Data listing:

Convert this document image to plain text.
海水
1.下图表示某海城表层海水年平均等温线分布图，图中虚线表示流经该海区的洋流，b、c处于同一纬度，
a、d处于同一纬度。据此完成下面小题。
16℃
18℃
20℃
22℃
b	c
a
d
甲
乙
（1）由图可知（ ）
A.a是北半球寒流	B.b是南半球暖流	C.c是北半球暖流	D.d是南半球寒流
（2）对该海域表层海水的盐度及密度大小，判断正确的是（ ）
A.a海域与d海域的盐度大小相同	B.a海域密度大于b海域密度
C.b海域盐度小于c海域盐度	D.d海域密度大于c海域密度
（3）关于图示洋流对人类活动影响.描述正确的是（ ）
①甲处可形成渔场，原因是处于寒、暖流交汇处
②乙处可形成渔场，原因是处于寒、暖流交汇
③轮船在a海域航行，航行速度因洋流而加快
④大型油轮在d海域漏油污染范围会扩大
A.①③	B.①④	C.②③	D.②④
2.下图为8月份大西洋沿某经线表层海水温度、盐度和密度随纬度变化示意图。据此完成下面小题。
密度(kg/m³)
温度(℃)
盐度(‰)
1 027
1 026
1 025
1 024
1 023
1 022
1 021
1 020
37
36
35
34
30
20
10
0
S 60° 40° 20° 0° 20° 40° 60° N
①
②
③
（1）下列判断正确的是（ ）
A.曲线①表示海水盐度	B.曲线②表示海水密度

Exercise objective:
Work out how many lines in the records above contain the word "原因是处于寒", and reply with that number alone.

Correct result:
2